--- START RECORD SET ---

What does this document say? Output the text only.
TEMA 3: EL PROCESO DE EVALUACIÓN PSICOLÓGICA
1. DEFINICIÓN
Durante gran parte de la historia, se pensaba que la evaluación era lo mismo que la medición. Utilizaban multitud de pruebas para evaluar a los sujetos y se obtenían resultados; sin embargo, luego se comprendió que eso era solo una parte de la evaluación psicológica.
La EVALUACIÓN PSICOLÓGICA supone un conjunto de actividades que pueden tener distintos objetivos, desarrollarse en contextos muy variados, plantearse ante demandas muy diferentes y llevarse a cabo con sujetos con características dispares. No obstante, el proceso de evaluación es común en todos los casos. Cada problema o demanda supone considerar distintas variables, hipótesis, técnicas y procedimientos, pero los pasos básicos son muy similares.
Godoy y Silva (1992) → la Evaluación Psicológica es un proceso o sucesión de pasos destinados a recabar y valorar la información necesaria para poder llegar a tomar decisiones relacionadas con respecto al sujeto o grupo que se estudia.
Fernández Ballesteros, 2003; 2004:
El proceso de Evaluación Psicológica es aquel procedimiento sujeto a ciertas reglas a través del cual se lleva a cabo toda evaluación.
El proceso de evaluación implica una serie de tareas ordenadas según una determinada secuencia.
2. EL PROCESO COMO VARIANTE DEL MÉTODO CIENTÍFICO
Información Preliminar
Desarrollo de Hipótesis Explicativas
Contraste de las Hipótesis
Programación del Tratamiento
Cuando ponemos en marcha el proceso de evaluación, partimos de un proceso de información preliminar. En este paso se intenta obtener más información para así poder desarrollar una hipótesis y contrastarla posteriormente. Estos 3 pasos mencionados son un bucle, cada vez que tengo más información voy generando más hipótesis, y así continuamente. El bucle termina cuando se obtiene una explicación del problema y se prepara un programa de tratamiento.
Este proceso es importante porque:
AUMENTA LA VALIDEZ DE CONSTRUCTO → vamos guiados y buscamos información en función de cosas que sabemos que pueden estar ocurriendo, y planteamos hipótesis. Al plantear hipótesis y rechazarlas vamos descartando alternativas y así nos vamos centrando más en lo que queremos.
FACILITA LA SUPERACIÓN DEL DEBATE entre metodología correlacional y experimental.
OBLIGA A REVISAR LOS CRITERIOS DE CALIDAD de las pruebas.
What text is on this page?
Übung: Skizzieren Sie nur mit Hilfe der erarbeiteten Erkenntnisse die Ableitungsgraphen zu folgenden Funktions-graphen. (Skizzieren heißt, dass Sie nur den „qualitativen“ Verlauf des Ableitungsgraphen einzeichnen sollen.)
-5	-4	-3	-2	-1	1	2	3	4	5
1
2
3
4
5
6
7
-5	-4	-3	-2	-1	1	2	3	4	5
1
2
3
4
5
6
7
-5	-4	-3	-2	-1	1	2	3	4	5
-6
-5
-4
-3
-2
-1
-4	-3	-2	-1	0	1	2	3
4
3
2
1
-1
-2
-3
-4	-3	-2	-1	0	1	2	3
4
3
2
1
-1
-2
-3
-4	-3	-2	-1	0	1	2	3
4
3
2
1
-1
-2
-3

--- END RECORD SET ---

# EXERCISE BRIEF:
What are the lines from the one with "What text is on this page?" through the last line of the records above? Quote them exactly and add nothing.

# PROBLEM SOLUTION:
What text is on this page?
Übung: Skizzieren Sie nur mit Hilfe der erarbeiteten Erkenntnisse die Ableitungsgraphen zu folgenden Funktions-graphen. (Skizzieren heißt, dass Sie nur den „qualitativen“ Verlauf des Ableitungsgraphen einzeichnen sollen.)
-5	-4	-3	-2	-1	1	2	3	4	5
1
2
3
4
5
6
7
-5	-4	-3	-2	-1	1	2	3	4	5
1
2
3
4
5
6
7
-5	-4	-3	-2	-1	1	2	3	4	5
-6
-5
-4
-3
-2
-1
-4	-3	-2	-1	0	1	2	3
4
3
2
1
-1
-2
-3
-4	-3	-2	-1	0	1	2	3
4
3
2
1
-1
-2
-3
-4	-3	-2	-1	0	1	2	3
4
3
2
1
-1
-2
-3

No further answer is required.